# Start of DATA FOR THE TASK
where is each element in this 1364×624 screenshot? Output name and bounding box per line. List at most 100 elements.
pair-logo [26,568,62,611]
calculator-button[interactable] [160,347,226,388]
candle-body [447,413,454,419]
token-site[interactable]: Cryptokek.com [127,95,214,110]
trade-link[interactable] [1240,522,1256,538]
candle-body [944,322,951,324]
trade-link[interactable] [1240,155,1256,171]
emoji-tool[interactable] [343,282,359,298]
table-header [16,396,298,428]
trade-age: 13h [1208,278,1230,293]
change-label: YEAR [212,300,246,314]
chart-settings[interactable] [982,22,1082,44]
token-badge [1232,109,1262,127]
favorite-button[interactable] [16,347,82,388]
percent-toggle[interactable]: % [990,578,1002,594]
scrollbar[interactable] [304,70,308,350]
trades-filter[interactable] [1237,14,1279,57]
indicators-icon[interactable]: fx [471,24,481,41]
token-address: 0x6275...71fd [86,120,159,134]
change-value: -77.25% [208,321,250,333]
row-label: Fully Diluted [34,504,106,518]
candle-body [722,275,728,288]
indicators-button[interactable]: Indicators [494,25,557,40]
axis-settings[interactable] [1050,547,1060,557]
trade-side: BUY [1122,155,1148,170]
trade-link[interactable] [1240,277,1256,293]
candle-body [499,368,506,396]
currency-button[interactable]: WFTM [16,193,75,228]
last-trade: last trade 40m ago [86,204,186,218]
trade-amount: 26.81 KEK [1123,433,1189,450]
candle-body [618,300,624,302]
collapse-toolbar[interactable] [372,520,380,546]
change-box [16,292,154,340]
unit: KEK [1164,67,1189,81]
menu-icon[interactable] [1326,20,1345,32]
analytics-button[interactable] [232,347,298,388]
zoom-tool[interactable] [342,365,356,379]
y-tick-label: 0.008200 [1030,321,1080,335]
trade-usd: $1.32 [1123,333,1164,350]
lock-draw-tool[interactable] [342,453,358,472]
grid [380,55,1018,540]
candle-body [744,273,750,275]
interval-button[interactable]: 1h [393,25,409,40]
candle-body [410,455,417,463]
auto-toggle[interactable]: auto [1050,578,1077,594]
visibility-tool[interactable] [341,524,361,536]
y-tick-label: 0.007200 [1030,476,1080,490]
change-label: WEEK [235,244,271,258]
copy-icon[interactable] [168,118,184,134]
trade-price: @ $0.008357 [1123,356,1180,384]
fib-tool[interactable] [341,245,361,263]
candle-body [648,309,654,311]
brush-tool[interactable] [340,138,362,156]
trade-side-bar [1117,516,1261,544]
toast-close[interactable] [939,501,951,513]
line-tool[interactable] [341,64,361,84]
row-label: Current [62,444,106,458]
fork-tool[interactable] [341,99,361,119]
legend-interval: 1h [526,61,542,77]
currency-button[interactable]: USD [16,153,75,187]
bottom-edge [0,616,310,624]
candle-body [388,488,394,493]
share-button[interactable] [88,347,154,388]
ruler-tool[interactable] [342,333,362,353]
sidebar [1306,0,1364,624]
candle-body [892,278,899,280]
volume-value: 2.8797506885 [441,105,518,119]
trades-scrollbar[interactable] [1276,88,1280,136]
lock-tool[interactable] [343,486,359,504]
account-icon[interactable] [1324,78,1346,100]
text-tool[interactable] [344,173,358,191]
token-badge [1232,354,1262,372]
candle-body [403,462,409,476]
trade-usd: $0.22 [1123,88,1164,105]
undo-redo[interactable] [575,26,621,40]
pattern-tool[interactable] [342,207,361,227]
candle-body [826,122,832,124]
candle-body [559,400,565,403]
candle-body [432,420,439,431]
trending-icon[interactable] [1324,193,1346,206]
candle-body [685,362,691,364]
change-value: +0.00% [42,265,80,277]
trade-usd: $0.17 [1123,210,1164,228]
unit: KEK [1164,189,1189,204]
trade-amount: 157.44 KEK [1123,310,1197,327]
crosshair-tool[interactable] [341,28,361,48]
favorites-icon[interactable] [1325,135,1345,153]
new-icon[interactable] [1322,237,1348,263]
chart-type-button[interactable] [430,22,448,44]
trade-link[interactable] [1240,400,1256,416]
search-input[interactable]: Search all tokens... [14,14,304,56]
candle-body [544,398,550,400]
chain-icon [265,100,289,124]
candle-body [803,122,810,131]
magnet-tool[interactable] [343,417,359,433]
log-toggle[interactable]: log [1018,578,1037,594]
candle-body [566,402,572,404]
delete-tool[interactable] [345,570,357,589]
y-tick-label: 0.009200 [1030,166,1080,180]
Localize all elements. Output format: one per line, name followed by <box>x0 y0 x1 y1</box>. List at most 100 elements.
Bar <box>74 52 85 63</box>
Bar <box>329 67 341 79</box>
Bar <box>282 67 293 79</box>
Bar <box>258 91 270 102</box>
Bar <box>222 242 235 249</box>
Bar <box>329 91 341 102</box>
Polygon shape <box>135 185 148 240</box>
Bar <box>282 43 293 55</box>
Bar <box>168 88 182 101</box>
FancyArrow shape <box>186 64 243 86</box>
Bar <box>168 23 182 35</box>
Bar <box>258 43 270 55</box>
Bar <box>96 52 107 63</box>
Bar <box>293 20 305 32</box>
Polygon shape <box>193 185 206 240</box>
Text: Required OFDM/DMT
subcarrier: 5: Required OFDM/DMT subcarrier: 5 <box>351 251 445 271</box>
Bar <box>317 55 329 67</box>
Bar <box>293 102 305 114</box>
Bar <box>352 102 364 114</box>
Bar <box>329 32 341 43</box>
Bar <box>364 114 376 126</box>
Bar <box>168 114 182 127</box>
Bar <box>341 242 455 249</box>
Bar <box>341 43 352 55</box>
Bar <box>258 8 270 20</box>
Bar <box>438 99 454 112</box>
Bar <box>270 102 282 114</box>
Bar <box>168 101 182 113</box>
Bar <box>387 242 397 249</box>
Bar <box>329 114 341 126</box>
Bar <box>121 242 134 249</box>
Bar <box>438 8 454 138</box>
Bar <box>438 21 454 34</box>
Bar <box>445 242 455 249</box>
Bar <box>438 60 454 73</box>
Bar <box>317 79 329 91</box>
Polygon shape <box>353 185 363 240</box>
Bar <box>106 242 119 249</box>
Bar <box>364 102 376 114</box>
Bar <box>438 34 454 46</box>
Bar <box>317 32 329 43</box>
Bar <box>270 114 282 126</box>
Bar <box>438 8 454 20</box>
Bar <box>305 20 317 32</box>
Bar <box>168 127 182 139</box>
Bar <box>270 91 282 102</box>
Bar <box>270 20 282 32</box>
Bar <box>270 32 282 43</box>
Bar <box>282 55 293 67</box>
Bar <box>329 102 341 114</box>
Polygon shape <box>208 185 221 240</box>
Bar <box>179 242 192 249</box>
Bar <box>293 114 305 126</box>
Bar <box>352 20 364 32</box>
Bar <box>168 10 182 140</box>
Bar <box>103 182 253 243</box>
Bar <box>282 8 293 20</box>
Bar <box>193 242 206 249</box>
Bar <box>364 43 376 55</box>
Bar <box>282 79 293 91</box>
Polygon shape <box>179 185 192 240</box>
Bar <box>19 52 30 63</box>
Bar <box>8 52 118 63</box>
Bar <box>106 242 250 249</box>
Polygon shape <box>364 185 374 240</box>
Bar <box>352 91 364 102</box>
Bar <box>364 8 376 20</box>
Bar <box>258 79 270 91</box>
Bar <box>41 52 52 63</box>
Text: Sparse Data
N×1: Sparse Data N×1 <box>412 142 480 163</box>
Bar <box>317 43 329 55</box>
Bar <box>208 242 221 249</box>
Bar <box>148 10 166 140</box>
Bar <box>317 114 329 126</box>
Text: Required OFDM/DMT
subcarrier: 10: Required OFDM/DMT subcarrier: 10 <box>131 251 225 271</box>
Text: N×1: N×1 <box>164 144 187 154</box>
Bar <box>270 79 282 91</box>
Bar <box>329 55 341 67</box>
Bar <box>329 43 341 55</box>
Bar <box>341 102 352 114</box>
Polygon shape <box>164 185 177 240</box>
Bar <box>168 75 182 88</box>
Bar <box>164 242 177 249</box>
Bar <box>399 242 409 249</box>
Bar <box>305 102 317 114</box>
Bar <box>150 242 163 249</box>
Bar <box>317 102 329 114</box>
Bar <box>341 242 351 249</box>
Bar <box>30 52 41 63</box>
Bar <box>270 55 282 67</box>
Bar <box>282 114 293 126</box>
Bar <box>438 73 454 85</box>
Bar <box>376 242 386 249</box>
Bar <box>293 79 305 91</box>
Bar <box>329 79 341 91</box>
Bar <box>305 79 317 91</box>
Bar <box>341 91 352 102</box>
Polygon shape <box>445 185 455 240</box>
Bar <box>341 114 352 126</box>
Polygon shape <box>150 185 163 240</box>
# End of DATA FOR THE TASK
Copy everything from the start of the records down to and including the line that contains "candle-body [499,368,506,396]", keeping each line exactly as it stands.

where is each element in this 1364×624 screenshot? Output name and bounding box per line. List at most 100 elements.
pair-logo [26,568,62,611]
calculator-button[interactable] [160,347,226,388]
candle-body [447,413,454,419]
token-site[interactable]: Cryptokek.com [127,95,214,110]
trade-link[interactable] [1240,522,1256,538]
candle-body [944,322,951,324]
trade-link[interactable] [1240,155,1256,171]
emoji-tool[interactable] [343,282,359,298]
table-header [16,396,298,428]
trade-age: 13h [1208,278,1230,293]
change-label: YEAR [212,300,246,314]
chart-settings[interactable] [982,22,1082,44]
token-badge [1232,109,1262,127]
favorite-button[interactable] [16,347,82,388]
percent-toggle[interactable]: % [990,578,1002,594]
scrollbar[interactable] [304,70,308,350]
trades-filter[interactable] [1237,14,1279,57]
indicators-icon[interactable]: fx [471,24,481,41]
token-address: 0x6275...71fd [86,120,159,134]
change-value: -77.25% [208,321,250,333]
row-label: Fully Diluted [34,504,106,518]
candle-body [722,275,728,288]
indicators-button[interactable]: Indicators [494,25,557,40]
axis-settings[interactable] [1050,547,1060,557]
trade-side: BUY [1122,155,1148,170]
trade-link[interactable] [1240,277,1256,293]
candle-body [499,368,506,396]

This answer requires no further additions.